# IA32 Emulation on Kernel 3.7.10

## sebu06

Hi,

after my recent kernel update my 32bit librarys are no loading anymore. So I wanted to check if the IA32 Emulation option is turned on in my kernel configuration (I'm running a 3.7.10 x86_64 gentoo-sources kernel) and it seams to me that the option is missing. Is there a new option to enable support for 32 bit binary files?

Thanks,

Sebastian

----------

## sebu06

Hey,

after another closer look my kernel is build from arch/x86 instead of arch/amd64. It seems that there is no amd64 in my arch folder. Have I done something wrong?

----------

## sebu06

And even eselect profile returns:

!!! Error: Failed to get a list of valid profiles

exiting

Is there any way to get my installation working again or have I screwed up at some point?

----------

## Maitreya

Does "ls /etc/portage/ -la" return that make.profile is still symlinked to something?

You could always download a recent portage snapshot.

----------

## sebu06

Hi,

yes - it's linked to /usr/portage/profiles/default/linux/amd64/13.0/desktop which should be fine I think.

----------

## sebu06

Hey,

just in case anyone has the same problems - in my case was the arch variable set to Linux.x86_64. This caused all the other problems. Simply resetting it to amd64, reemerging the kernel and making it solved everything.

----------

+++

Job:
Output everything in the IA32 emulation thread from "yes - it's linked" down to "it solved everything.", copied word for word. The records come from a separate source, not from the IA32 emulation thread.

Extracted entries:

+++

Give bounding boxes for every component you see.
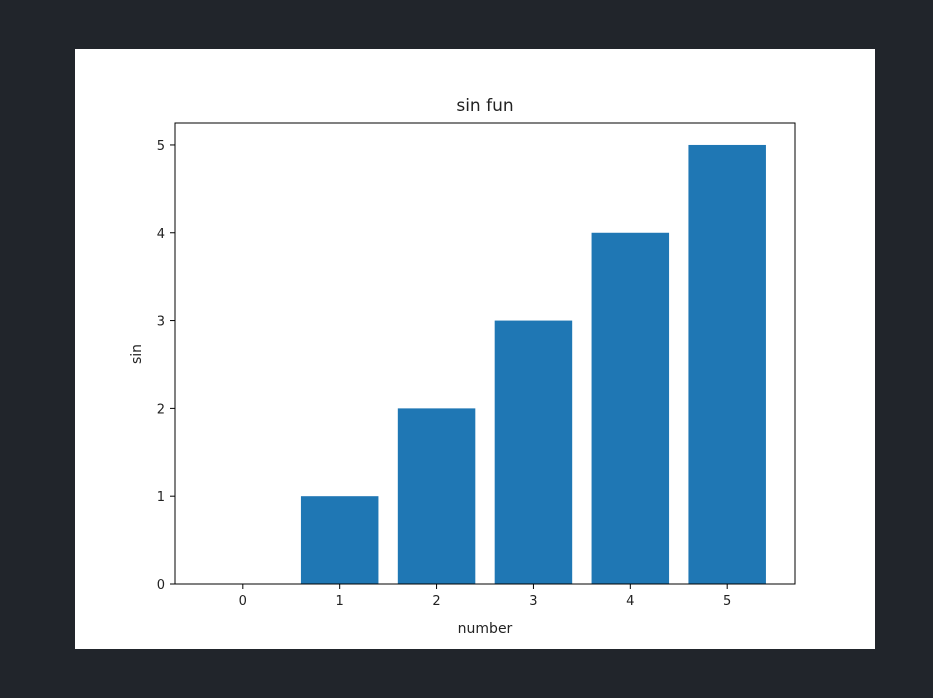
x-tick-label: 1 <box>336 594 344 609</box>
y-tick-label: 3 <box>157 315 165 330</box>
plot-frame <box>174 122 796 585</box>
bar-1 <box>300 496 379 584</box>
y-tick-label: 2 <box>157 402 165 417</box>
x-axis-label: number <box>458 621 513 637</box>
y-tick-label: 1 <box>157 490 165 505</box>
y-ticks-group: 0 1 2 3 4 5 <box>157 139 175 593</box>
y-tick-label: 4 <box>157 227 165 242</box>
x-tick-label: 4 <box>626 594 634 609</box>
x-ticks-group: 0 1 2 3 4 5 <box>239 584 731 609</box>
bar-5 <box>688 144 766 584</box>
bar-4 <box>591 232 670 584</box>
chart-title: sin fun <box>456 96 513 116</box>
x-tick-label: 5 <box>723 594 731 609</box>
x-tick-label: 0 <box>239 594 247 609</box>
y-tick-label: 0 <box>157 578 165 593</box>
bars-group <box>300 144 766 584</box>
figure: sin fun 0 1 2 3 4 5 0 1 2 3 4 5 number sin <box>75 49 875 649</box>
x-tick-label: 3 <box>529 594 537 609</box>
y-tick-label: 5 <box>157 139 165 154</box>
bar-3 <box>494 320 573 584</box>
bar-2 <box>397 408 476 584</box>
x-tick-label: 2 <box>432 594 440 609</box>
bar-chart: sin fun 0 1 2 3 4 5 0 1 2 3 4 5 number sin <box>129 96 796 637</box>
y-axis-label: sin <box>129 344 145 364</box>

+++

Result below:
yes - it's linked to /usr/portage/profiles/default/linux/amd64/13.0/desktop which should be fine I think.

----------

## sebu06

Hey,

just in case anyone has the same problems - in my case was the arch variable set to Linux.x86_64. This caused all the other problems. Simply resetting it to amd64, reemerging the kernel and making it solved everything.